* [Selected excerpt]
========

The precise nature of Pasteur’s religion is not easy to pin down. In a letter to his sister, he advised that God would be there to take her hand: “If by chance you falter on the journey, a hand will be there to support you. If that should be wanting, God, who alone would take the hand from you, would accomplish the work.” Pasteur was at least spiritual. However, like Mendel, Pasteur kept his faith far away from his science: “In each one of us there are two men, the scientist and the man of faith or of doubt. These two spheres are separate, and woe to those who want to make them encroach upon one another in the present state of our knowledge!” We can see here that Pasteur is much more explicit about that divide; it does not have to be figured out from the absence of God in his works.
Pasteur takes us further still, talking opening in 1874 at the College of Arbois: “Do you know what most of the free thinkers want? Some want the freedom not to think at all and to be fettered by ignorance; others want the freedom to think badly; and others still, the freedom to be dominated by what is suggested to them by instinct and to despise all authority and all tradition. Freedom of thought in the Cartesian sense, freedom to work hard, freedom to pursue research, the right to arrive at such truth as is accessible to evidence and to conform one’s conduct to these exigencies―oh! let us vow a cult to this freedom; for this is what has created modern society in its highest and most fruitful aspects.” (my emphases) Pasteur could not have made his image of those “fettered by ignorance” more separated from the Cartesian freethinkers who follow “evidence” and “pursue research”. Pasteur also had no place for thought unfettered by evidence in pursuit of truth; faith is not part of the reasonable game.

========

* [Recorded data]
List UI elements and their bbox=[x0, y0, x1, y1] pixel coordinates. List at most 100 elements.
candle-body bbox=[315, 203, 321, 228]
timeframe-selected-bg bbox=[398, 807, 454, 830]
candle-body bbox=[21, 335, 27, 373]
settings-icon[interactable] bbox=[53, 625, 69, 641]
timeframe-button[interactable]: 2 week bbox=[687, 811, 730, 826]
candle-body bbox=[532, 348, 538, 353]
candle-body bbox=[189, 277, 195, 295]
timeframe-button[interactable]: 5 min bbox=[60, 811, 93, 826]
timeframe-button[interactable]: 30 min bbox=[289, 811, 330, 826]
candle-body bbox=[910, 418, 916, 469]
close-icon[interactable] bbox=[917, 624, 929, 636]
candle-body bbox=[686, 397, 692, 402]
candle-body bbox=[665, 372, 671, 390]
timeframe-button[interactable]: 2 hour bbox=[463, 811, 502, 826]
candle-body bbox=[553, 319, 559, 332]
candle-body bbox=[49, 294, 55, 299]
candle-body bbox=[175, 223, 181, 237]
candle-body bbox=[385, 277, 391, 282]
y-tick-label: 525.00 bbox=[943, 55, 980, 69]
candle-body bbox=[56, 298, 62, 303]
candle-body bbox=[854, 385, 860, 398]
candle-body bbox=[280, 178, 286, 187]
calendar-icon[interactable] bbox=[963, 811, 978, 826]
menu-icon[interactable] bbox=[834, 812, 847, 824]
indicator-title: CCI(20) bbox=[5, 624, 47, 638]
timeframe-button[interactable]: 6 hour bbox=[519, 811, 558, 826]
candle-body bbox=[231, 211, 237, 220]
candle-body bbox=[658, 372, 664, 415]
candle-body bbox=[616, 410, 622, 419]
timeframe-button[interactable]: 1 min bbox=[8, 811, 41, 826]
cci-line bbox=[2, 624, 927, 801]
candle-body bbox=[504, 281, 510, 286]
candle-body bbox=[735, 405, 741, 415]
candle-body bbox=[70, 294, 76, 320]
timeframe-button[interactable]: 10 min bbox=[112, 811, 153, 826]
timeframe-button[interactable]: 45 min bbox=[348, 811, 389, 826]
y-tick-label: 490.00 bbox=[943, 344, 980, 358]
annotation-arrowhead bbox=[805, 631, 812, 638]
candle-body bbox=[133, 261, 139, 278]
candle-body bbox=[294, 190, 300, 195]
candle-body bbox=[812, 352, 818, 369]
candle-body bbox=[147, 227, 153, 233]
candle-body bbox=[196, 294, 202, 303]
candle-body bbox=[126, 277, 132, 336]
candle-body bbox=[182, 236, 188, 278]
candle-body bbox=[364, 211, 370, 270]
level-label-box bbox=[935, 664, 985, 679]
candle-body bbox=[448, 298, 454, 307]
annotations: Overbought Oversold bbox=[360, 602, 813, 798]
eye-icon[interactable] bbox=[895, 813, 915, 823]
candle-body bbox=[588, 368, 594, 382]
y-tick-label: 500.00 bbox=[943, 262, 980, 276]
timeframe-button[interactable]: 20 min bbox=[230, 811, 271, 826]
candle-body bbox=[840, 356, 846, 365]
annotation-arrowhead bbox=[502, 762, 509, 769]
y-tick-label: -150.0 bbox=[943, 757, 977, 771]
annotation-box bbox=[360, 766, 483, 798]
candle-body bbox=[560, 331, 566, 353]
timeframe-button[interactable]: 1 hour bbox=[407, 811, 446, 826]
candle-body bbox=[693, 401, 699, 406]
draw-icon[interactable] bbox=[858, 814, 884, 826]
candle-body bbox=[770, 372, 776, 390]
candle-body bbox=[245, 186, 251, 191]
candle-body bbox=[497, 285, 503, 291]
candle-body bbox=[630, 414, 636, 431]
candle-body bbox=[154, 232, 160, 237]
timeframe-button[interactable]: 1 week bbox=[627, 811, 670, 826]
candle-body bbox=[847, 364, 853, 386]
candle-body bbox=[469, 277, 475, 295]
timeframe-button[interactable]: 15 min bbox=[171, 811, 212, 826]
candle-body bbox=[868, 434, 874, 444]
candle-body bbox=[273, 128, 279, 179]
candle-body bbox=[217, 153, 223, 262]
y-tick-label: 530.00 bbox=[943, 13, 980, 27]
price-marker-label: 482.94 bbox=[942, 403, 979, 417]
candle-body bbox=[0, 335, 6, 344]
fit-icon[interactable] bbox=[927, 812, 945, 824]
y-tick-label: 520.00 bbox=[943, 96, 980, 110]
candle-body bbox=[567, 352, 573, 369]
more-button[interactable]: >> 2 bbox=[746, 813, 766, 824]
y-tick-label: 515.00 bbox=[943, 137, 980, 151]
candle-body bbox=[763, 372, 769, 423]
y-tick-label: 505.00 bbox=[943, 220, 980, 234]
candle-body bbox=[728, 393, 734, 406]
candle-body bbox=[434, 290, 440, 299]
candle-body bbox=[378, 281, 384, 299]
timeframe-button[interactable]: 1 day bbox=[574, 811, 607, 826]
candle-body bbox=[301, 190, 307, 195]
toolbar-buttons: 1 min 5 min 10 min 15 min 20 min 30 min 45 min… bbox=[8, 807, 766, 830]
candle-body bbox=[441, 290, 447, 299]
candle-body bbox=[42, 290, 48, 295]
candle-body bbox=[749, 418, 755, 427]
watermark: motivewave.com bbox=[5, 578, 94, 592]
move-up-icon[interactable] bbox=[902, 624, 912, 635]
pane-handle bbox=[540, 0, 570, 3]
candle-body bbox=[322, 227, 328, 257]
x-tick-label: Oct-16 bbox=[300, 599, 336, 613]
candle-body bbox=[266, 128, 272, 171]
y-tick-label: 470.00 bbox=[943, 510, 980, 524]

========

In the passage on Pasteur's religion, what freedoms does Pasteur say the free thinkers want? List each one. The lines come from a separate source and are unrelated to the passage on Pasteur's religion.

- The freedom not to think at all and to be fettered by ignorance
- The freedom to think badly
- The freedom to be dominated by what is suggested to them by instinct and to despise all authority and all tradition